Extracted records
────────
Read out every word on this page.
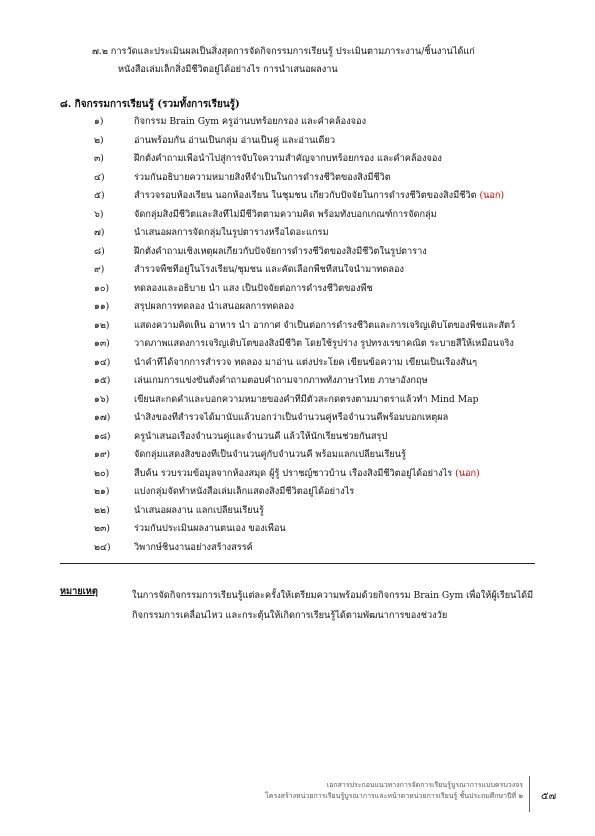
๗.๒ การวัดและประเมินผลเป็นสิ่งสุดการจัดกิจกรรมการเรียนรู้ ประเมินตามภาระงาน/ชิ้นงานได้แก่
หนังสือเล่มเล็กสิ่งมีชีวิตอยู่ได้อย่างไร การนำเสนอผลงาน
๘. กิจกรรมการเรียนรู้ (รวมทั้งการเรียนรู้)
๑)	กิจกรรม Brain Gym ครูอ่านบทร้อยกรอง และคำคล้องจอง
๒)	อ่านพร้อมกัน อ่านเป็นกลุ่ม อ่านเป็นคู่ และอ่านเดี่ยว
๓)	ฝึกตั้งคำถามเพื่อนำไปสู่การจับใจความสำคัญจากบทร้อยกรอง และคำคล้องจอง
๔)	ร่วมกันอธิบายความหมายสิ่งที่จำเป็นในการดำรงชีวิตของสิ่งมีชีวิต
๕)	สำรวจรอบห้องเรียน นอกห้องเรียน ในชุมชน เกี่ยวกับปัจจัยในการดำรงชีวิตของสิ่งมีชีวิต (นอก)
๖)	จัดกลุ่มสิ่งมีชีวิตและสิ่งที่ไม่มีชีวิตตามความคิด พร้อมทั้งบอกเกณฑ์การจัดกลุ่ม
๗)	นำเสนอผลการจัดกลุ่มในรูปตารางหรือไดอะแกรม
๘)	ฝึกตั้งคำถามเชิงเหตุผลเกี่ยวกับปัจจัยการดำรงชีวิตของสิ่งมีชีวิตในรูปตาราง
๙)	สำรวจพืชที่อยู่ในโรงเรียน/ชุมชน และคัดเลือกพืชที่สนใจนำมาทดลอง
๑๐)	ทดลองและอธิบาย น้ำ แสง เป็นปัจจัยต่อการดำรงชีวิตของพืช
๑๑)	สรุปผลการทดลอง นำเสนอผลการทดลอง
๑๒)	แสดงความคิดเห็น อาหาร น้ำ อากาศ จำเป็นต่อการดำรงชีวิตและการเจริญเติบโตของพืชและสัตว์
๑๓)	วาดภาพแสดงการเจริญเติบโตของสิ่งมีชีวิต โดยใช้รูปร่าง รูปทรงเรขาคณิต ระบายสีให้เหมือนจริง
๑๔)	นำคำที่ได้จากการสำรวจ ทดลอง มาอ่าน แต่งประโยค เขียนข้อความ เขียนเป็นเรื่องสั้นๆ
๑๕)	เล่นเกมการแข่งขันตั้งคำถามตอบคำถามจากภาพทั้งภาษาไทย ภาษาอังกฤษ
๑๖)	เขียนสะกดคำและบอกความหมายของคำที่มีตัวสะกดตรงตามมาตราแล้วทำ Mind Map
๑๗)	นำสิ่งของที่สำรวจได้มานับแล้วบอกว่าเป็นจำนวนคู่หรือจำนวนคี่พร้อมบอกเหตุผล
๑๘)	ครูนำเสนอเรื่องจำนวนคู่และจำนวนคี่ แล้วให้นักเรียนช่วยกันสรุป
๑๙)	จัดกลุ่มแสดงสิ่งของที่เป็นจำนวนคู่กับจำนวนคี่ พร้อมแลกเปลี่ยนเรียนรู้
๒๐)	สืบค้น รวบรวมข้อมูลจากห้องสมุด ผู้รู้ ปราชญ์ชาวบ้าน เรื่องสิ่งมีชีวิตอยู่ได้อย่างไร (นอก)
๒๑)	แบ่งกลุ่มจัดทำหนังสือเล่มเล็กแสดงสิ่งมีชีวิตอยู่ได้อย่างไร
๒๒)	นำเสนอผลงาน แลกเปลี่ยนเรียนรู้
๒๓)	ร่วมกันประเมินผลงานตนเอง ของเพื่อน
๒๔)	วิพากษ์ชิ้นงานอย่างสร้างสรรค์
หมายเหตุ	ในการจัดกิจกรรมการเรียนรู้แต่ละครั้งให้เตรียมความพร้อมด้วยกิจกรรม Brain Gym เพื่อให้ผู้เรียนได้มีกิจกรรมการเคลื่อนไหว และกระตุ้นให้เกิดการเรียนรู้ได้ตามพัฒนาการของช่วงวัย
เอกสารประกอบแนวทางการจัดการเรียนรู้บูรณาการแบบครบวงจร
โครงสร้างหน่วยการเรียนรู้บูรณาการและหน้าตาหน่วยการเรียนรู้ ชั้นประถมศึกษาปีที่ ๒ ๕๗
────────
* _What is expected_
Count each line with "Brain" in it and report that figure by itself.

* _Solution_
2